Work required: Copy out the entries in full and with complete accuracy; pictures are excluded.

Records excerpted from a collection
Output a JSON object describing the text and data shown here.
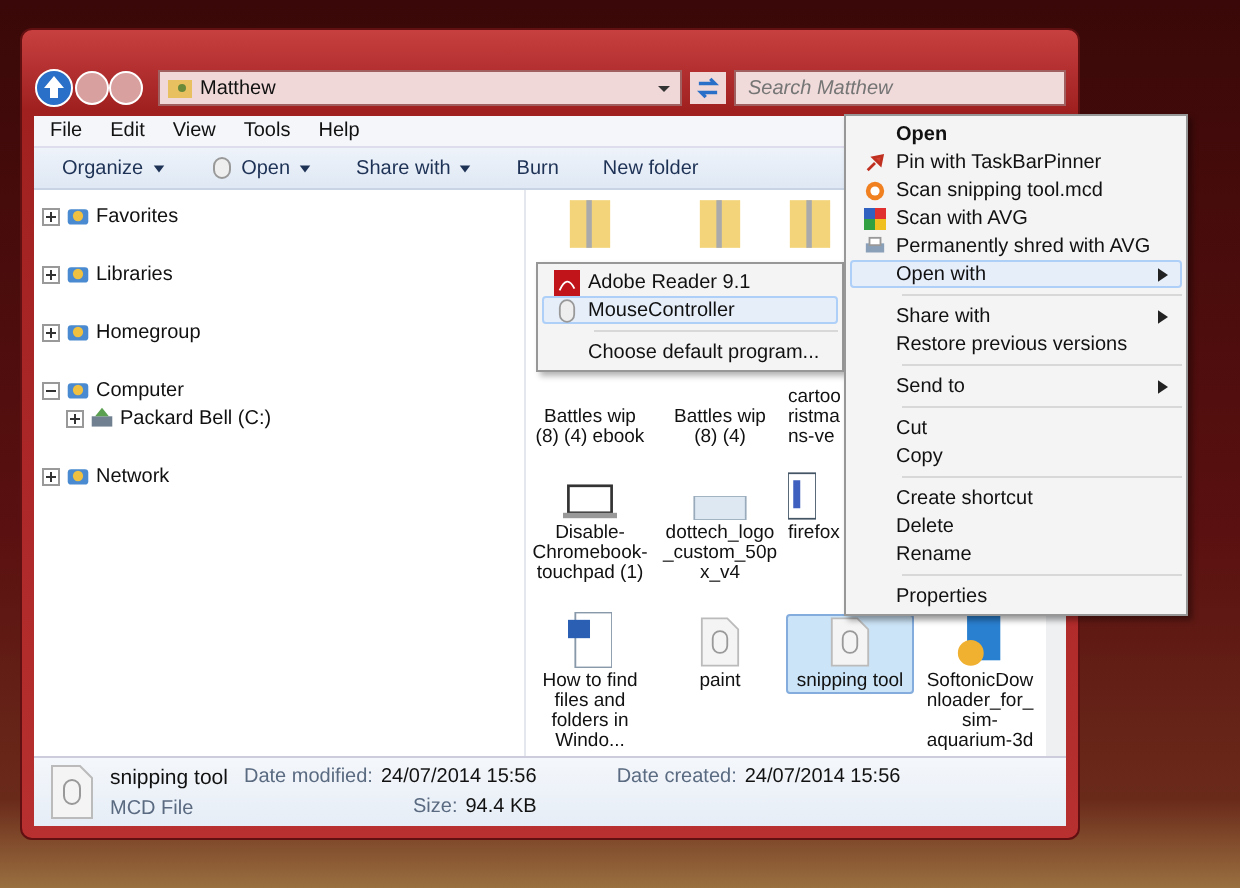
{
  "window": {
    "address": "Matthew",
    "search_placeholder": "Search Matthew"
  },
  "menu_bar": [
    "File",
    "Edit",
    "View",
    "Tools",
    "Help"
  ],
  "toolbar": [
    {
      "label": "Organize",
      "dropdown": true
    },
    {
      "label": "Open",
      "dropdown": true
    },
    {
      "label": "Share with",
      "dropdown": true
    },
    {
      "label": "Burn",
      "dropdown": false
    },
    {
      "label": "New folder",
      "dropdown": false
    }
  ],
  "sidebar": {
    "items": [
      {
        "label": "Favorites",
        "expanded": false
      },
      {
        "label": "Libraries",
        "expanded": false
      },
      {
        "label": "Homegroup",
        "expanded": false
      },
      {
        "label": "Computer",
        "expanded": true,
        "children": [
          {
            "label": "Packard Bell (C:)",
            "expanded": false
          }
        ]
      },
      {
        "label": "Network",
        "expanded": false
      }
    ]
  },
  "file_rows": [
    {
      "items": [
        {
          "selected": false
        },
        {
          "selected": false
        },
        {
          "selected": false
        }
      ]
    },
    {
      "items": [
        {
          "label": "Battles wip (8) (4) ebook",
          "selected": false
        },
        {
          "label": "Battles wip (8) (4)",
          "selected": false
        },
        {
          "label": "cartoo ristma ns-ve",
          "selected": false
        }
      ]
    },
    {
      "items": [
        {
          "label": "Disable-Chromebook-touchpad (1)",
          "selected": false
        },
        {
          "label": "dottech_logo_custom_50px_v4",
          "selected": false
        },
        {
          "label": "firefox",
          "selected": false
        }
      ]
    },
    {
      "items": [
        {
          "label": "How to find files and folders in Windo...",
          "selected": false
        },
        {
          "label": "paint",
          "selected": false
        },
        {
          "label": "snipping tool",
          "selected": true
        },
        {
          "label": "SoftonicDownloader_for_sim-aquarium-3d",
          "selected": false
        }
      ]
    }
  ],
  "details": {
    "name": "snipping tool",
    "type": "MCD File",
    "fields": [
      {
        "label": "Date modified:",
        "value": "24/07/2014 15:56"
      },
      {
        "label": "Size:",
        "value": "94.4 KB"
      },
      {
        "label": "Date created:",
        "value": "24/07/2014 15:56"
      }
    ]
  },
  "context_menu": {
    "items": [
      {
        "kind": "item",
        "label": "Open",
        "default": true,
        "submenu": false,
        "selected": false
      },
      {
        "kind": "item",
        "label": "Pin with TaskBarPinner",
        "default": false,
        "submenu": false,
        "selected": false
      },
      {
        "kind": "item",
        "label": "Scan snipping tool.mcd",
        "default": false,
        "submenu": false,
        "selected": false
      },
      {
        "kind": "item",
        "label": "Scan with AVG",
        "default": false,
        "submenu": false,
        "selected": false
      },
      {
        "kind": "item",
        "label": "Permanently shred with AVG",
        "default": false,
        "submenu": false,
        "selected": false
      },
      {
        "kind": "item",
        "label": "Open with",
        "default": false,
        "submenu": true,
        "selected": true
      },
      {
        "kind": "separator"
      },
      {
        "kind": "item",
        "label": "Share with",
        "default": false,
        "submenu": true,
        "selected": false
      },
      {
        "kind": "item",
        "label": "Restore previous versions",
        "default": false,
        "submenu": false,
        "selected": false
      },
      {
        "kind": "separator"
      },
      {
        "kind": "item",
        "label": "Send to",
        "default": false,
        "submenu": true,
        "selected": false
      },
      {
        "kind": "separator"
      },
      {
        "kind": "item",
        "label": "Cut",
        "default": false,
        "submenu": false,
        "selected": false
      },
      {
        "kind": "item",
        "label": "Copy",
        "default": false,
        "submenu": false,
        "selected": false
      },
      {
        "kind": "separator"
      },
      {
        "kind": "item",
        "label": "Create shortcut",
        "default": false,
        "submenu": false,
        "selected": false
      },
      {
        "kind": "item",
        "label": "Delete",
        "default": false,
        "submenu": false,
        "selected": false
      },
      {
        "kind": "item",
        "label": "Rename",
        "default": false,
        "submenu": false,
        "selected": false
      },
      {
        "kind": "separator"
      },
      {
        "kind": "item",
        "label": "Properties",
        "default": false,
        "submenu": false,
        "selected": false
      }
    ]
  },
  "open_with_menu": {
    "items": [
      {
        "kind": "item",
        "label": "Adobe Reader 9.1",
        "selected": false
      },
      {
        "kind": "item",
        "label": "MouseController",
        "selected": true
      },
      {
        "kind": "separator"
      },
      {
        "kind": "item",
        "label": "Choose default program...",
        "selected": false
      }
    ]
  }
}
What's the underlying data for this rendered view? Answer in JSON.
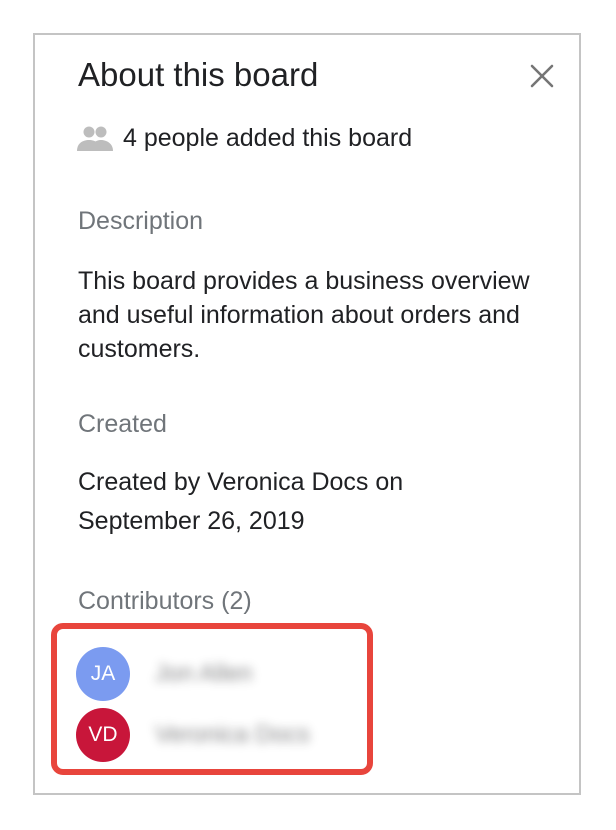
{
  "panel": {
    "title": "About this board",
    "close_icon": "close-icon"
  },
  "people": {
    "icon": "people-icon",
    "text": "4 people added this board"
  },
  "description": {
    "label": "Description",
    "text": "This board provides a business overview and useful information about orders and customers."
  },
  "created": {
    "label": "Created",
    "text": "Created by Veronica Docs on September 26, 2019"
  },
  "contributors": {
    "label": "Contributors (2)",
    "items": [
      {
        "initials": "JA",
        "name": "Jon Allen",
        "avatar_color": "#7b9bf0"
      },
      {
        "initials": "VD",
        "name": "Veronica Docs",
        "avatar_color": "#c8163a"
      }
    ]
  },
  "colors": {
    "highlight_border": "#e8453c",
    "label_gray": "#70757a",
    "text_dark": "#202124"
  }
}
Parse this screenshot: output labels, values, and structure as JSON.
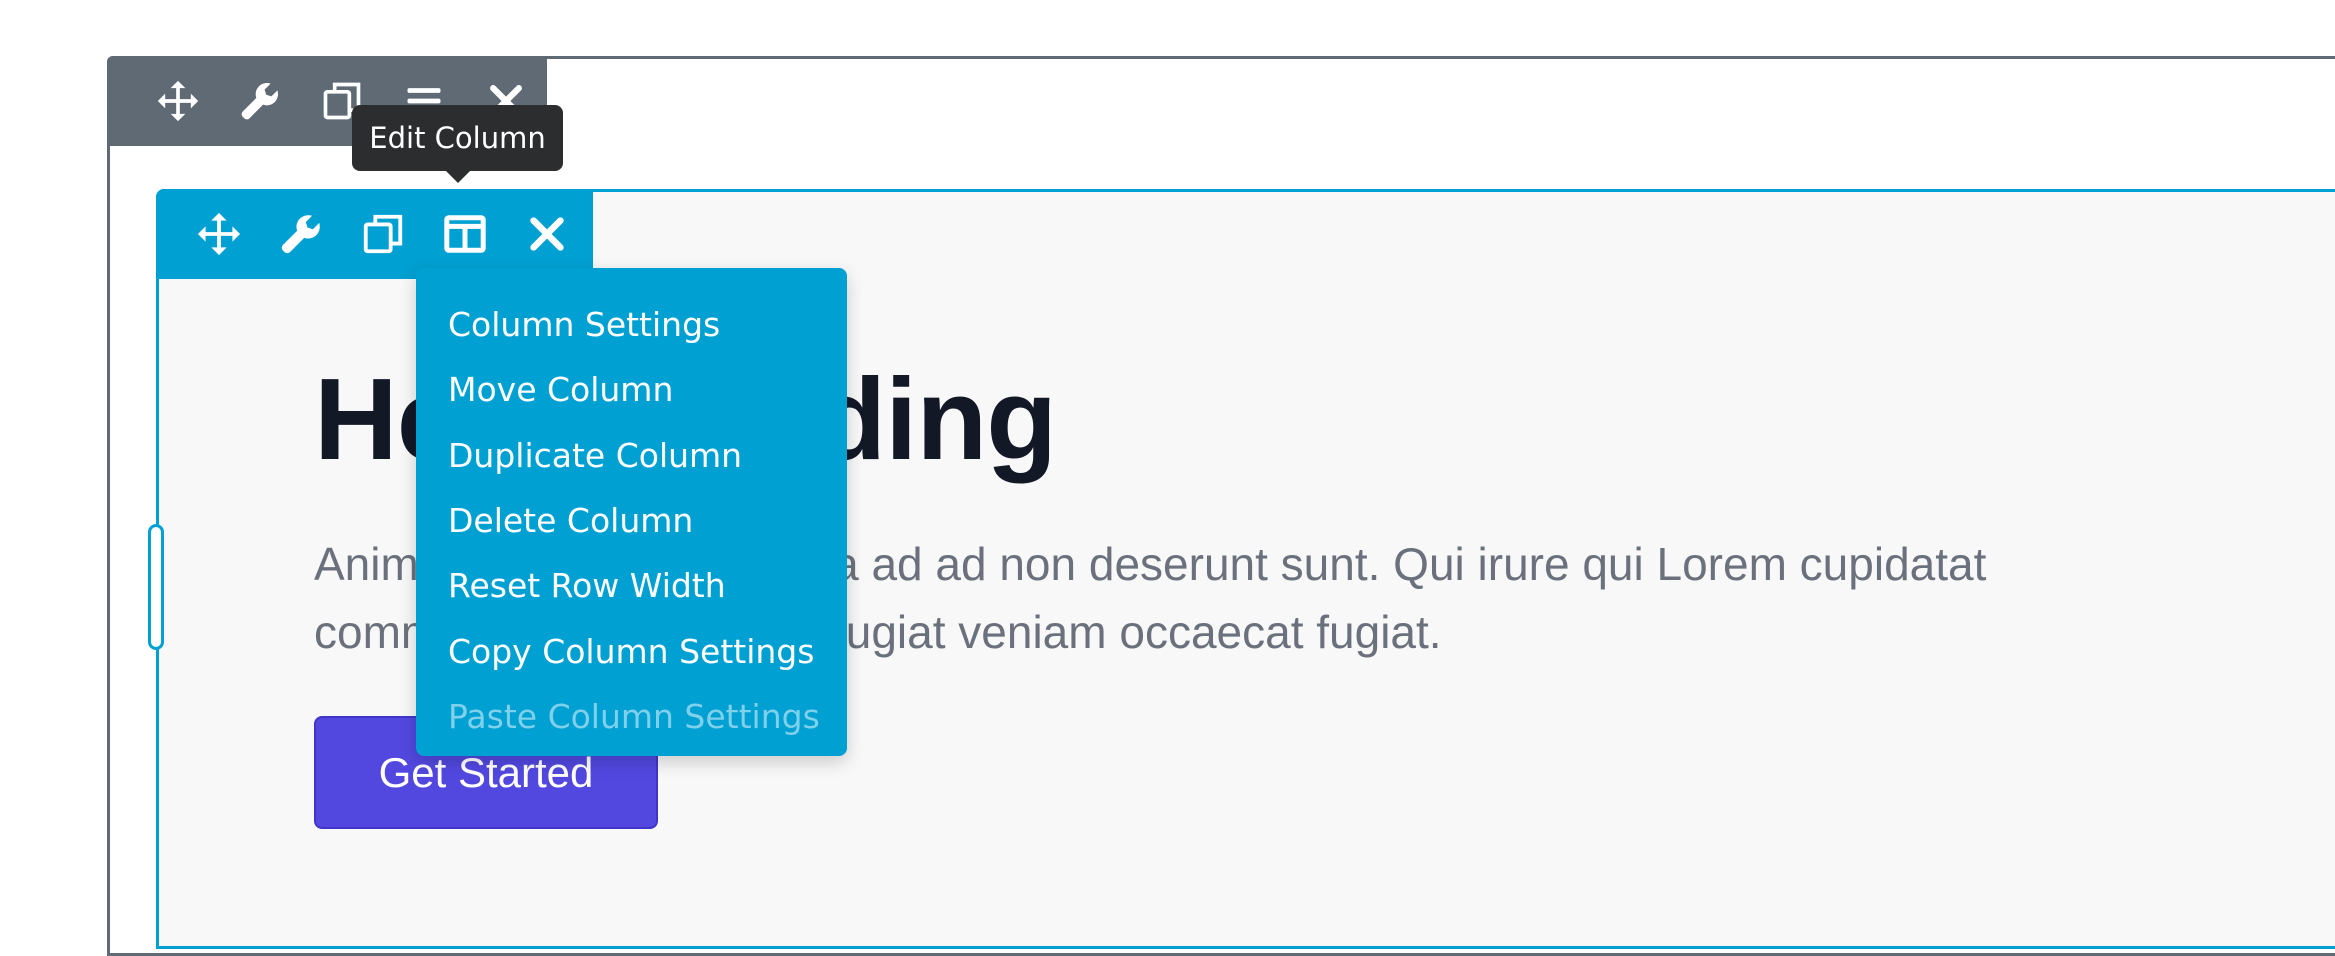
{
  "row_toolbar": {
    "icons": [
      "move-icon",
      "wrench-icon",
      "copy-icon",
      "menu-icon",
      "close-icon"
    ]
  },
  "column_toolbar": {
    "icons": [
      "move-icon",
      "wrench-icon",
      "copy-icon",
      "columns-icon",
      "close-icon"
    ]
  },
  "tooltip": {
    "text": "Edit Column"
  },
  "column_menu": {
    "items": [
      {
        "label": "Column Settings",
        "enabled": true
      },
      {
        "label": "Move Column",
        "enabled": true
      },
      {
        "label": "Duplicate Column",
        "enabled": true
      },
      {
        "label": "Delete Column",
        "enabled": true
      },
      {
        "label": "Reset Row Width",
        "enabled": true
      },
      {
        "label": "Copy Column Settings",
        "enabled": true
      },
      {
        "label": "Paste Column Settings",
        "enabled": false
      }
    ]
  },
  "content": {
    "heading": "Hero Heading",
    "paragraph": "Anim aute id magna aliqua ad ad non deserunt sunt. Qui irure qui Lorem cupidatat commodo. Elit sunt amet fugiat veniam occaecat fugiat.",
    "cta_label": "Get Started"
  },
  "colors": {
    "row_toolbar": "#5f6a75",
    "column_accent": "#00a0d2",
    "button": "#5248e0",
    "heading": "#121826",
    "paragraph": "#6a717d"
  }
}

Response to this exercise:
Output a JSON object describing the text and data shown here.
{
  "window": {
    "address": "Matthew",
    "search_placeholder": "Search Matthew"
  },
  "menu_bar": [
    "File",
    "Edit",
    "View",
    "Tools",
    "Help"
  ],
  "toolbar": [
    {
      "label": "Organize",
      "dropdown": true
    },
    {
      "label": "Open",
      "dropdown": true
    },
    {
      "label": "Share with",
      "dropdown": true
    },
    {
      "label": "Burn",
      "dropdown": false
    },
    {
      "label": "New folder",
      "dropdown": false
    }
  ],
  "sidebar": {
    "items": [
      {
        "label": "Favorites",
        "expanded": false
      },
      {
        "label": "Libraries",
        "expanded": false
      },
      {
        "label": "Homegroup",
        "expanded": false
      },
      {
        "label": "Computer",
        "expanded": true,
        "children": [
          {
            "label": "Packard Bell (C:)",
            "expanded": false
          }
        ]
      },
      {
        "label": "Network",
        "expanded": false
      }
    ]
  },
  "file_rows": [
    {
      "items": [
        {
          "selected": false
        },
        {
          "selected": false
        },
        {
          "selected": false
        }
      ]
    },
    {
      "items": [
        {
          "label": "Battles wip (8) (4) ebook",
          "selected": false
        },
        {
          "label": "Battles wip (8) (4)",
          "selected": false
        },
        {
          "label": "cartoo ristma ns-ve",
          "selected": false
        }
      ]
    },
    {
      "items": [
        {
          "label": "Disable-Chromebook-touchpad (1)",
          "selected": false
        },
        {
          "label": "dottech_logo_custom_50px_v4",
          "selected": false
        },
        {
          "label": "firefox",
          "selected": false
        }
      ]
    },
    {
      "items": [
        {
          "label": "How to find files and folders in Windo...",
          "selected": false
        },
        {
          "label": "paint",
          "selected": false
        },
        {
          "label": "snipping tool",
          "selected": true
        },
        {
          "label": "SoftonicDownloader_for_sim-aquarium-3d",
          "selected": false
        }
      ]
    }
  ],
  "details": {
    "name": "snipping tool",
    "type": "MCD File",
    "fields": [
      {
        "label": "Date modified:",
        "value": "24/07/2014 15:56"
      },
      {
        "label": "Size:",
        "value": "94.4 KB"
      },
      {
        "label": "Date created:",
        "value": "24/07/2014 15:56"
      }
    ]
  },
  "context_menu": {
    "items": [
      {
        "kind": "item",
        "label": "Open",
        "default": true,
        "submenu": false,
        "selected": false
      },
      {
        "kind": "item",
        "label": "Pin with TaskBarPinner",
        "default": false,
        "submenu": false,
        "selected": false
      },
      {
        "kind": "item",
        "label": "Scan snipping tool.mcd",
        "default": false,
        "submenu": false,
        "selected": false
      },
      {
        "kind": "item",
        "label": "Scan with AVG",
        "default": false,
        "submenu": false,
        "selected": false
      },
      {
        "kind": "item",
        "label": "Permanently shred with AVG",
        "default": false,
        "submenu": false,
        "selected": false
      },
      {
        "kind": "item",
        "label": "Open with",
        "default": false,
        "submenu": true,
        "selected": true
      },
      {
        "kind": "separator"
      },
      {
        "kind": "item",
        "label": "Share with",
        "default": false,
        "submenu": true,
        "selected": false
      },
      {
        "kind": "item",
        "label": "Restore previous versions",
        "default": false,
        "submenu": false,
        "selected": false
      },
      {
        "kind": "separator"
      },
      {
        "kind": "item",
        "label": "Send to",
        "default": false,
        "submenu": true,
        "selected": false
      },
      {
        "kind": "separator"
      },
      {
        "kind": "item",
        "label": "Cut",
        "default": false,
        "submenu": false,
        "selected": false
      },
      {
        "kind": "item",
        "label": "Copy",
        "default": false,
        "submenu": false,
        "selected": false
      },
      {
        "kind": "separator"
      },
      {
        "kind": "item",
        "label": "Create shortcut",
        "default": false,
        "submenu": false,
        "selected": false
      },
      {
        "kind": "item",
        "label": "Delete",
        "default": false,
        "submenu": false,
        "selected": false
      },
      {
        "kind": "item",
        "label": "Rename",
        "default": false,
        "submenu": false,
        "selected": false
      },
      {
        "kind": "separator"
      },
      {
        "kind": "item",
        "label": "Properties",
        "default": false,
        "submenu": false,
        "selected": false
      }
    ]
  },
  "open_with_menu": {
    "items": [
      {
        "kind": "item",
        "label": "Adobe Reader 9.1",
        "selected": false
      },
      {
        "kind": "item",
        "label": "MouseController",
        "selected": true
      },
      {
        "kind": "separator"
      },
      {
        "kind": "item",
        "label": "Choose default program...",
        "selected": false
      }
    ]
  }
}
What's the underlying data for this rendered view? Answer in JSON.
{
  "panel": {
    "title": "About this board",
    "close_icon": "close-icon"
  },
  "people": {
    "icon": "people-icon",
    "text": "4 people added this board"
  },
  "description": {
    "label": "Description",
    "text": "This board provides a business overview and useful information about orders and customers."
  },
  "created": {
    "label": "Created",
    "text": "Created by Veronica Docs on September 26, 2019"
  },
  "contributors": {
    "label": "Contributors (2)",
    "items": [
      {
        "initials": "JA",
        "name": "Jon Allen",
        "avatar_color": "#7b9bf0"
      },
      {
        "initials": "VD",
        "name": "Veronica Docs",
        "avatar_color": "#c8163a"
      }
    ]
  },
  "colors": {
    "highlight_border": "#e8453c",
    "label_gray": "#70757a",
    "text_dark": "#202124"
  }
}
Parse this screenshot: output labels, values, and structure as JSON.
{
  "row_toolbar": {
    "icons": [
      "move-icon",
      "wrench-icon",
      "copy-icon",
      "menu-icon",
      "close-icon"
    ]
  },
  "column_toolbar": {
    "icons": [
      "move-icon",
      "wrench-icon",
      "copy-icon",
      "columns-icon",
      "close-icon"
    ]
  },
  "tooltip": {
    "text": "Edit Column"
  },
  "column_menu": {
    "items": [
      {
        "label": "Column Settings",
        "enabled": true
      },
      {
        "label": "Move Column",
        "enabled": true
      },
      {
        "label": "Duplicate Column",
        "enabled": true
      },
      {
        "label": "Delete Column",
        "enabled": true
      },
      {
        "label": "Reset Row Width",
        "enabled": true
      },
      {
        "label": "Copy Column Settings",
        "enabled": true
      },
      {
        "label": "Paste Column Settings",
        "enabled": false
      }
    ]
  },
  "content": {
    "heading": "Hero Heading",
    "paragraph": "Anim aute id magna aliqua ad ad non deserunt sunt. Qui irure qui Lorem cupidatat commodo. Elit sunt amet fugiat veniam occaecat fugiat.",
    "cta_label": "Get Started"
  },
  "colors": {
    "row_toolbar": "#5f6a75",
    "column_accent": "#00a0d2",
    "button": "#5248e0",
    "heading": "#121826",
    "paragraph": "#6a717d"
  }
}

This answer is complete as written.